Stated problem:
Give the number of lines containing the word "Default", and nothing else.

+++

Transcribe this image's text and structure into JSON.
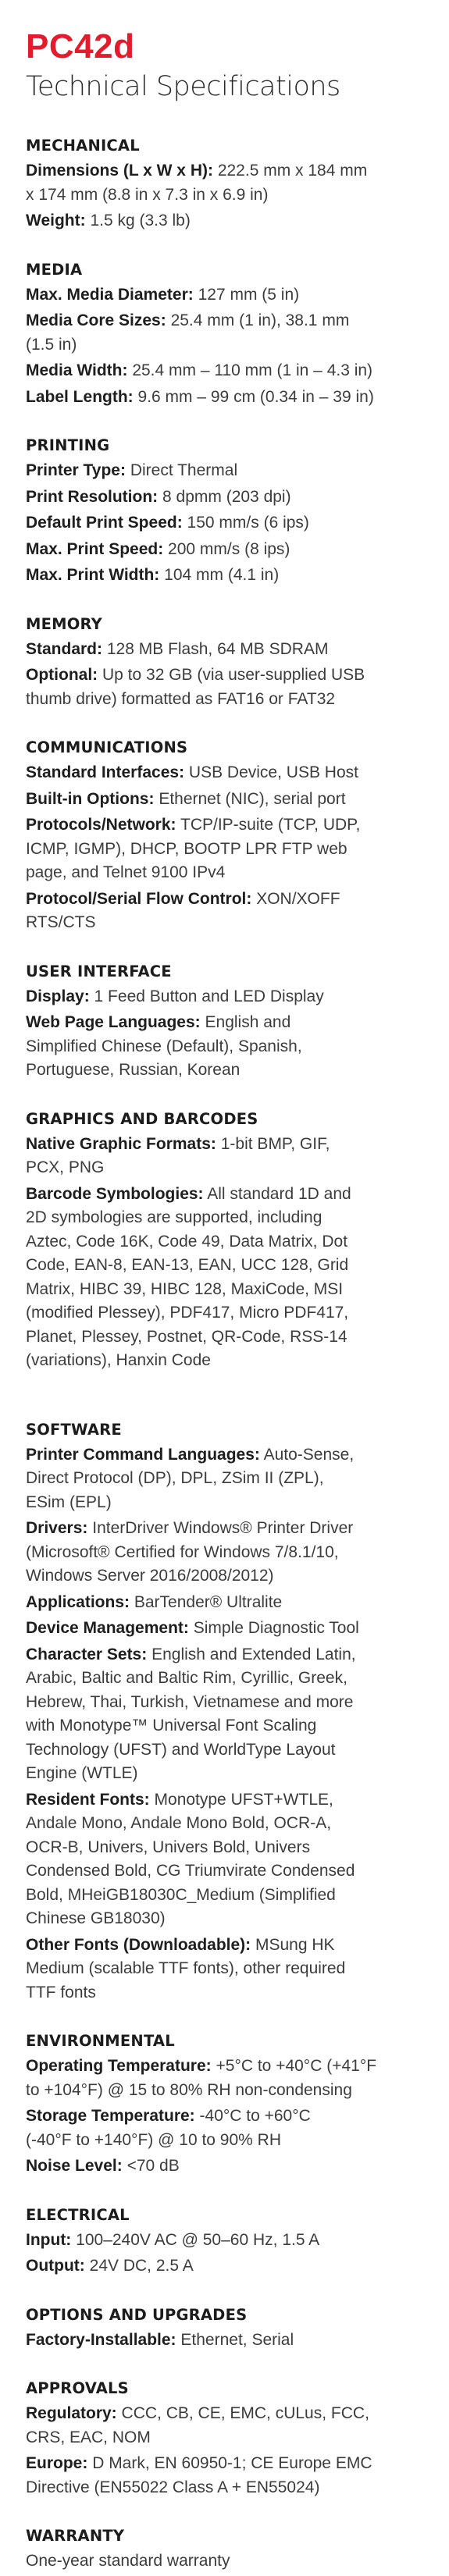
{
  "header": {
    "product": "PC42d",
    "title": "Technical Specifications"
  },
  "colors": {
    "brand_red": "#e31b2c",
    "text": "#262626"
  },
  "sections": [
    {
      "title": "MECHANICAL",
      "specs": [
        {
          "label": "Dimensions (L x W x H):",
          "value": "222.5 mm x 184 mm\nx 174 mm (8.8 in x 7.3 in x 6.9 in)"
        },
        {
          "label": "Weight:",
          "value": "1.5 kg (3.3 lb)"
        }
      ]
    },
    {
      "title": "MEDIA",
      "specs": [
        {
          "label": "Max. Media Diameter:",
          "value": "127 mm (5 in)"
        },
        {
          "label": "Media Core Sizes:",
          "value": "25.4 mm (1 in), 38.1 mm\n(1.5 in)"
        },
        {
          "label": "Media Width:",
          "value": "25.4 mm – 110 mm (1 in – 4.3 in)"
        },
        {
          "label": "Label Length:",
          "value": "9.6 mm – 99 cm (0.34 in – 39 in)"
        }
      ]
    },
    {
      "title": "PRINTING",
      "specs": [
        {
          "label": "Printer Type:",
          "value": "Direct Thermal"
        },
        {
          "label": "Print Resolution:",
          "value": "8 dpmm (203 dpi)"
        },
        {
          "label": "Default Print Speed:",
          "value": "150 mm/s (6 ips)"
        },
        {
          "label": "Max. Print Speed:",
          "value": "200 mm/s (8 ips)"
        },
        {
          "label": "Max. Print Width:",
          "value": "104 mm (4.1 in)"
        }
      ]
    },
    {
      "title": "MEMORY",
      "specs": [
        {
          "label": "Standard:",
          "value": "128 MB Flash, 64 MB SDRAM"
        },
        {
          "label": "Optional:",
          "value": "Up to 32 GB (via user-supplied USB\nthumb drive) formatted as FAT16 or FAT32"
        }
      ]
    },
    {
      "title": "COMMUNICATIONS",
      "specs": [
        {
          "label": "Standard Interfaces:",
          "value": "USB Device, USB Host"
        },
        {
          "label": "Built-in Options:",
          "value": "Ethernet (NIC), serial port"
        },
        {
          "label": "Protocols/Network:",
          "value": "TCP/IP-suite (TCP, UDP,\nICMP, IGMP), DHCP, BOOTP LPR FTP web\npage, and Telnet 9100 IPv4"
        },
        {
          "label": "Protocol/Serial Flow Control:",
          "value": "XON/XOFF\nRTS/CTS"
        }
      ]
    },
    {
      "title": "USER INTERFACE",
      "specs": [
        {
          "label": "Display:",
          "value": "1 Feed Button and LED Display"
        },
        {
          "label": "Web Page Languages:",
          "value": "English and\nSimplified Chinese (Default), Spanish,\nPortuguese, Russian, Korean"
        }
      ]
    },
    {
      "title": "GRAPHICS AND BARCODES",
      "specs": [
        {
          "label": "Native Graphic Formats:",
          "value": "1-bit BMP, GIF,\nPCX, PNG"
        },
        {
          "label": "Barcode Symbologies:",
          "value": "All standard 1D and\n2D symbologies are supported, including\nAztec, Code 16K, Code 49, Data Matrix, Dot\nCode, EAN-8, EAN-13, EAN, UCC 128, Grid\nMatrix, HIBC 39, HIBC 128, MaxiCode, MSI\n(modified Plessey), PDF417, Micro PDF417,\nPlanet, Plessey, Postnet, QR-Code, RSS-14\n(variations), Hanxin Code"
        }
      ]
    },
    {
      "title": "SOFTWARE",
      "specs": [
        {
          "label": "Printer Command Languages:",
          "value": "Auto-Sense,\nDirect Protocol (DP), DPL, ZSim II (ZPL),\nESim (EPL)"
        },
        {
          "label": "Drivers:",
          "value": "InterDriver Windows® Printer Driver\n(Microsoft® Certified for Windows 7/8.1/10,\nWindows Server 2016/2008/2012)"
        },
        {
          "label": "Applications:",
          "value": "BarTender® Ultralite"
        },
        {
          "label": "Device Management:",
          "value": "Simple Diagnostic Tool"
        },
        {
          "label": "Character Sets:",
          "value": "English and Extended Latin,\nArabic, Baltic and Baltic Rim, Cyrillic, Greek,\nHebrew, Thai, Turkish, Vietnamese and more\nwith Monotype™ Universal Font Scaling\nTechnology (UFST) and WorldType Layout\nEngine (WTLE)"
        },
        {
          "label": "Resident Fonts:",
          "value": "Monotype UFST+WTLE,\nAndale Mono, Andale Mono Bold, OCR-A,\nOCR-B, Univers, Univers Bold, Univers\nCondensed Bold, CG Triumvirate Condensed\nBold, MHeiGB18030C_Medium (Simplified\nChinese GB18030)"
        },
        {
          "label": "Other Fonts (Downloadable):",
          "value": "MSung HK\nMedium (scalable TTF fonts), other required\nTTF fonts"
        }
      ]
    },
    {
      "title": "ENVIRONMENTAL",
      "specs": [
        {
          "label": "Operating Temperature:",
          "value": "+5°C to +40°C (+41°F\nto +104°F) @ 15 to 80% RH non-condensing"
        },
        {
          "label": "Storage Temperature:",
          "value": "-40°C to +60°C\n(-40°F to +140°F) @ 10 to 90% RH"
        },
        {
          "label": "Noise Level:",
          "value": "<70 dB"
        }
      ]
    },
    {
      "title": "ELECTRICAL",
      "specs": [
        {
          "label": "Input:",
          "value": "100–240V AC @ 50–60 Hz, 1.5 A"
        },
        {
          "label": "Output:",
          "value": "24V DC, 2.5 A"
        }
      ]
    },
    {
      "title": "OPTIONS AND UPGRADES",
      "specs": [
        {
          "label": "Factory-Installable:",
          "value": "Ethernet, Serial"
        }
      ]
    },
    {
      "title": "APPROVALS",
      "specs": [
        {
          "label": "Regulatory:",
          "value": "CCC, CB, CE, EMC, cULus, FCC,\nCRS, EAC, NOM"
        },
        {
          "label": "Europe:",
          "value": "D Mark, EN 60950-1; CE Europe EMC\nDirective (EN55022 Class A + EN55024)"
        }
      ]
    },
    {
      "title": "WARRANTY",
      "specs": [
        {
          "label": "",
          "value": "One-year standard warranty"
        }
      ]
    }
  ]
}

+++

Reply to the task:
2